## SHORT PROBLEM:
Reproduce the listing below in its entirety. Change nothing.

(Rows from a figure dataset)
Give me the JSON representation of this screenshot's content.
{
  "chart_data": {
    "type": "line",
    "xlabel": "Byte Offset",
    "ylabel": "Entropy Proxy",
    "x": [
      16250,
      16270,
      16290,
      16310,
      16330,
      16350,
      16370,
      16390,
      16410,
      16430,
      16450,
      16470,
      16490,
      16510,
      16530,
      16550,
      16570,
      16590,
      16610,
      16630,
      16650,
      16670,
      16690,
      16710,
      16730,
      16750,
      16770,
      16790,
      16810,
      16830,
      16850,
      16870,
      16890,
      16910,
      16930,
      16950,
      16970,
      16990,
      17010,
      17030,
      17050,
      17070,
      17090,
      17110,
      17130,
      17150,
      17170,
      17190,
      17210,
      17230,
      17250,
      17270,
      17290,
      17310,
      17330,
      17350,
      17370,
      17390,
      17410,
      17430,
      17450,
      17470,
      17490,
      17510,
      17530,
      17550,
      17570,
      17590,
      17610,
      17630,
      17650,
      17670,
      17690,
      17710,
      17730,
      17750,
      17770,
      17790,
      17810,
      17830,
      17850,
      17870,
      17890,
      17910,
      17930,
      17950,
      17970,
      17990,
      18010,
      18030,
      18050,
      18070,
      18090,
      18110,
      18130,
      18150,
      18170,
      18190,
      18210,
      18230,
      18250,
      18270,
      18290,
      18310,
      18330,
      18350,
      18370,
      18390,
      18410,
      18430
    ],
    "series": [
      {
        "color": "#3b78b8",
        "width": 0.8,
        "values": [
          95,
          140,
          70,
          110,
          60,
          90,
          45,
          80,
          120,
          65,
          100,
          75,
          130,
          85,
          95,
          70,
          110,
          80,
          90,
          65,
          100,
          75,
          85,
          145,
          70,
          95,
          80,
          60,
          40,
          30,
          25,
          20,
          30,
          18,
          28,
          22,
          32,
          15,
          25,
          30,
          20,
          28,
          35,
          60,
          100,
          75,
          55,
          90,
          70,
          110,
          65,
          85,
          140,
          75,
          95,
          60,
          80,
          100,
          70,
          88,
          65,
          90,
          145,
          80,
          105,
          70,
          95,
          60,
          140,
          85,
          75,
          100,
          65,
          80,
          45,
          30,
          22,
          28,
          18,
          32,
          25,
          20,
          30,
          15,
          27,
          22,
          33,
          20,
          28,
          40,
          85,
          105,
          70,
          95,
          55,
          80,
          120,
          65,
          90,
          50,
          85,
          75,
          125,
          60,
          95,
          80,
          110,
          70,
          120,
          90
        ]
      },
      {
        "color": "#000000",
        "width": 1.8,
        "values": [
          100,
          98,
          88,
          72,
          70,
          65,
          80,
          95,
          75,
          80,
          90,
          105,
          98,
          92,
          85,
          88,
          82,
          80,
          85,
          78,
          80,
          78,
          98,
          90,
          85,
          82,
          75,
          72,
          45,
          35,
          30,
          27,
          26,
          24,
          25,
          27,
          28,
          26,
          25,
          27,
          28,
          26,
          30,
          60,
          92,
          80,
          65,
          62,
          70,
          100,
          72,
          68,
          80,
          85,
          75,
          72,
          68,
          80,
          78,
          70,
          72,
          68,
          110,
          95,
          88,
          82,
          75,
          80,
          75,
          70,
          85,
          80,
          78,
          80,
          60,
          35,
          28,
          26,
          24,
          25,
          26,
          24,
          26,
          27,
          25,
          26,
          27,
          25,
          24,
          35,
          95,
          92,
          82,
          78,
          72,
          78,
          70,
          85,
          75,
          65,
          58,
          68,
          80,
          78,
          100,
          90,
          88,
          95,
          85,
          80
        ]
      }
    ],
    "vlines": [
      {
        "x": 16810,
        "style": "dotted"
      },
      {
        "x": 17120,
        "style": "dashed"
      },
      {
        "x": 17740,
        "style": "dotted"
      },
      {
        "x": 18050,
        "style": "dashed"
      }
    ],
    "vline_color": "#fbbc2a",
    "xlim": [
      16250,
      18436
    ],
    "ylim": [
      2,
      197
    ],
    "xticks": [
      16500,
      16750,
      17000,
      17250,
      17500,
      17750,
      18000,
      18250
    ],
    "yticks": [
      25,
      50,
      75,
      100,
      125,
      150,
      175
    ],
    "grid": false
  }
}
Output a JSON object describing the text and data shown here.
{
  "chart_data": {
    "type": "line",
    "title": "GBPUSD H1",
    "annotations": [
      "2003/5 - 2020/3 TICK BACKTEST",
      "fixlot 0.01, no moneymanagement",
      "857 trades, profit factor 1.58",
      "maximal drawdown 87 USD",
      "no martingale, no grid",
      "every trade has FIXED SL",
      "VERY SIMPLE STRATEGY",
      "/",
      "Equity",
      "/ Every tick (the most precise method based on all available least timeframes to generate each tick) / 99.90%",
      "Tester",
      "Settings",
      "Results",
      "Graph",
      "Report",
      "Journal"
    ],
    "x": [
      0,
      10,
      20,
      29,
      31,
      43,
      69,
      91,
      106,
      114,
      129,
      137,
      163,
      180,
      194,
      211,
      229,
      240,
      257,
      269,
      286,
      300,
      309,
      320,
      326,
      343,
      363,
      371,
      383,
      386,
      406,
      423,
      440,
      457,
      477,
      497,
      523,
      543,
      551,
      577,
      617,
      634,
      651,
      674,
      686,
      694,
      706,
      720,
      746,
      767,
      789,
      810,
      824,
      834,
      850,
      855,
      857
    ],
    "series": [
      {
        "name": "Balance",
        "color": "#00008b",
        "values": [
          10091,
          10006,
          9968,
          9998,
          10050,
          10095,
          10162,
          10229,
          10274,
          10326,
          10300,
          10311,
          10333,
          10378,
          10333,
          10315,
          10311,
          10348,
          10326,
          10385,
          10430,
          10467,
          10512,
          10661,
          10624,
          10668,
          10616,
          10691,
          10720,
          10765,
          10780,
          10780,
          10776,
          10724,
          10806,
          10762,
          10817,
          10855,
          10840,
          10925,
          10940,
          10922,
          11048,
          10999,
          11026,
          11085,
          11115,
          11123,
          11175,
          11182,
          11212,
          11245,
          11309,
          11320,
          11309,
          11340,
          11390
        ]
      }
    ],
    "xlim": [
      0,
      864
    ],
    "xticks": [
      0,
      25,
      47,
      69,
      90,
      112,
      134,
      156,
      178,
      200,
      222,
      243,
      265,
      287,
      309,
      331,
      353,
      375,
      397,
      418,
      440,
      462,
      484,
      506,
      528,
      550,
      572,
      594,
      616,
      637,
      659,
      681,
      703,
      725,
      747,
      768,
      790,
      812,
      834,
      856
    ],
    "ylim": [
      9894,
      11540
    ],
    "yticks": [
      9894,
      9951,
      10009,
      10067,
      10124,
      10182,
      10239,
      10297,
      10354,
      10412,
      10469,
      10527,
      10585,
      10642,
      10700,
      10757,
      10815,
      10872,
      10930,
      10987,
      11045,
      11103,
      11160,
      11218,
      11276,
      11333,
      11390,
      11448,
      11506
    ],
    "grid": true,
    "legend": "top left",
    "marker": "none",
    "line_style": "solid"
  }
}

## REPLY:
Give me the JSON representation of this screenshot's content.
{
  "chart_data": {
    "type": "line",
    "xlabel": "Byte Offset",
    "ylabel": "Entropy Proxy",
    "x": [
      16250,
      16270,
      16290,
      16310,
      16330,
      16350,
      16370,
      16390,
      16410,
      16430,
      16450,
      16470,
      16490,
      16510,
      16530,
      16550,
      16570,
      16590,
      16610,
      16630,
      16650,
      16670,
      16690,
      16710,
      16730,
      16750,
      16770,
      16790,
      16810,
      16830,
      16850,
      16870,
      16890,
      16910,
      16930,
      16950,
      16970,
      16990,
      17010,
      17030,
      17050,
      17070,
      17090,
      17110,
      17130,
      17150,
      17170,
      17190,
      17210,
      17230,
      17250,
      17270,
      17290,
      17310,
      17330,
      17350,
      17370,
      17390,
      17410,
      17430,
      17450,
      17470,
      17490,
      17510,
      17530,
      17550,
      17570,
      17590,
      17610,
      17630,
      17650,
      17670,
      17690,
      17710,
      17730,
      17750,
      17770,
      17790,
      17810,
      17830,
      17850,
      17870,
      17890,
      17910,
      17930,
      17950,
      17970,
      17990,
      18010,
      18030,
      18050,
      18070,
      18090,
      18110,
      18130,
      18150,
      18170,
      18190,
      18210,
      18230,
      18250,
      18270,
      18290,
      18310,
      18330,
      18350,
      18370,
      18390,
      18410,
      18430
    ],
    "series": [
      {
        "color": "#3b78b8",
        "width": 0.8,
        "values": [
          95,
          140,
          70,
          110,
          60,
          90,
          45,
          80,
          120,
          65,
          100,
          75,
          130,
          85,
          95,
          70,
          110,
          80,
          90,
          65,
          100,
          75,
          85,
          145,
          70,
          95,
          80,
          60,
          40,
          30,
          25,
          20,
          30,
          18,
          28,
          22,
          32,
          15,
          25,
          30,
          20,
          28,
          35,
          60,
          100,
          75,
          55,
          90,
          70,
          110,
          65,
          85,
          140,
          75,
          95,
          60,
          80,
          100,
          70,
          88,
          65,
          90,
          145,
          80,
          105,
          70,
          95,
          60,
          140,
          85,
          75,
          100,
          65,
          80,
          45,
          30,
          22,
          28,
          18,
          32,
          25,
          20,
          30,
          15,
          27,
          22,
          33,
          20,
          28,
          40,
          85,
          105,
          70,
          95,
          55,
          80,
          120,
          65,
          90,
          50,
          85,
          75,
          125,
          60,
          95,
          80,
          110,
          70,
          120,
          90
        ]
      },
      {
        "color": "#000000",
        "width": 1.8,
        "values": [
          100,
          98,
          88,
          72,
          70,
          65,
          80,
          95,
          75,
          80,
          90,
          105,
          98,
          92,
          85,
          88,
          82,
          80,
          85,
          78,
          80,
          78,
          98,
          90,
          85,
          82,
          75,
          72,
          45,
          35,
          30,
          27,
          26,
          24,
          25,
          27,
          28,
          26,
          25,
          27,
          28,
          26,
          30,
          60,
          92,
          80,
          65,
          62,
          70,
          100,
          72,
          68,
          80,
          85,
          75,
          72,
          68,
          80,
          78,
          70,
          72,
          68,
          110,
          95,
          88,
          82,
          75,
          80,
          75,
          70,
          85,
          80,
          78,
          80,
          60,
          35,
          28,
          26,
          24,
          25,
          26,
          24,
          26,
          27,
          25,
          26,
          27,
          25,
          24,
          35,
          95,
          92,
          82,
          78,
          72,
          78,
          70,
          85,
          75,
          65,
          58,
          68,
          80,
          78,
          100,
          90,
          88,
          95,
          85,
          80
        ]
      }
    ],
    "vlines": [
      {
        "x": 16810,
        "style": "dotted"
      },
      {
        "x": 17120,
        "style": "dashed"
      },
      {
        "x": 17740,
        "style": "dotted"
      },
      {
        "x": 18050,
        "style": "dashed"
      }
    ],
    "vline_color": "#fbbc2a",
    "xlim": [
      16250,
      18436
    ],
    "ylim": [
      2,
      197
    ],
    "xticks": [
      16500,
      16750,
      17000,
      17250,
      17500,
      17750,
      18000,
      18250
    ],
    "yticks": [
      25,
      50,
      75,
      100,
      125,
      150,
      175
    ],
    "grid": false
  }
}
Output a JSON object describing the text and data shown here.
{
  "chart_data": {
    "type": "line",
    "title": "GBPUSD H1",
    "annotations": [
      "2003/5 - 2020/3 TICK BACKTEST",
      "fixlot 0.01, no moneymanagement",
      "857 trades, profit factor 1.58",
      "maximal drawdown 87 USD",
      "no martingale, no grid",
      "every trade has FIXED SL",
      "VERY SIMPLE STRATEGY",
      "/",
      "Equity",
      "/ Every tick (the most precise method based on all available least timeframes to generate each tick) / 99.90%",
      "Tester",
      "Settings",
      "Results",
      "Graph",
      "Report",
      "Journal"
    ],
    "x": [
      0,
      10,
      20,
      29,
      31,
      43,
      69,
      91,
      106,
      114,
      129,
      137,
      163,
      180,
      194,
      211,
      229,
      240,
      257,
      269,
      286,
      300,
      309,
      320,
      326,
      343,
      363,
      371,
      383,
      386,
      406,
      423,
      440,
      457,
      477,
      497,
      523,
      543,
      551,
      577,
      617,
      634,
      651,
      674,
      686,
      694,
      706,
      720,
      746,
      767,
      789,
      810,
      824,
      834,
      850,
      855,
      857
    ],
    "series": [
      {
        "name": "Balance",
        "color": "#00008b",
        "values": [
          10091,
          10006,
          9968,
          9998,
          10050,
          10095,
          10162,
          10229,
          10274,
          10326,
          10300,
          10311,
          10333,
          10378,
          10333,
          10315,
          10311,
          10348,
          10326,
          10385,
          10430,
          10467,
          10512,
          10661,
          10624,
          10668,
          10616,
          10691,
          10720,
          10765,
          10780,
          10780,
          10776,
          10724,
          10806,
          10762,
          10817,
          10855,
          10840,
          10925,
          10940,
          10922,
          11048,
          10999,
          11026,
          11085,
          11115,
          11123,
          11175,
          11182,
          11212,
          11245,
          11309,
          11320,
          11309,
          11340,
          11390
        ]
      }
    ],
    "xlim": [
      0,
      864
    ],
    "xticks": [
      0,
      25,
      47,
      69,
      90,
      112,
      134,
      156,
      178,
      200,
      222,
      243,
      265,
      287,
      309,
      331,
      353,
      375,
      397,
      418,
      440,
      462,
      484,
      506,
      528,
      550,
      572,
      594,
      616,
      637,
      659,
      681,
      703,
      725,
      747,
      768,
      790,
      812,
      834,
      856
    ],
    "ylim": [
      9894,
      11540
    ],
    "yticks": [
      9894,
      9951,
      10009,
      10067,
      10124,
      10182,
      10239,
      10297,
      10354,
      10412,
      10469,
      10527,
      10585,
      10642,
      10700,
      10757,
      10815,
      10872,
      10930,
      10987,
      11045,
      11103,
      11160,
      11218,
      11276,
      11333,
      11390,
      11448,
      11506
    ],
    "grid": true,
    "legend": "top left",
    "marker": "none",
    "line_style": "solid"
  }
}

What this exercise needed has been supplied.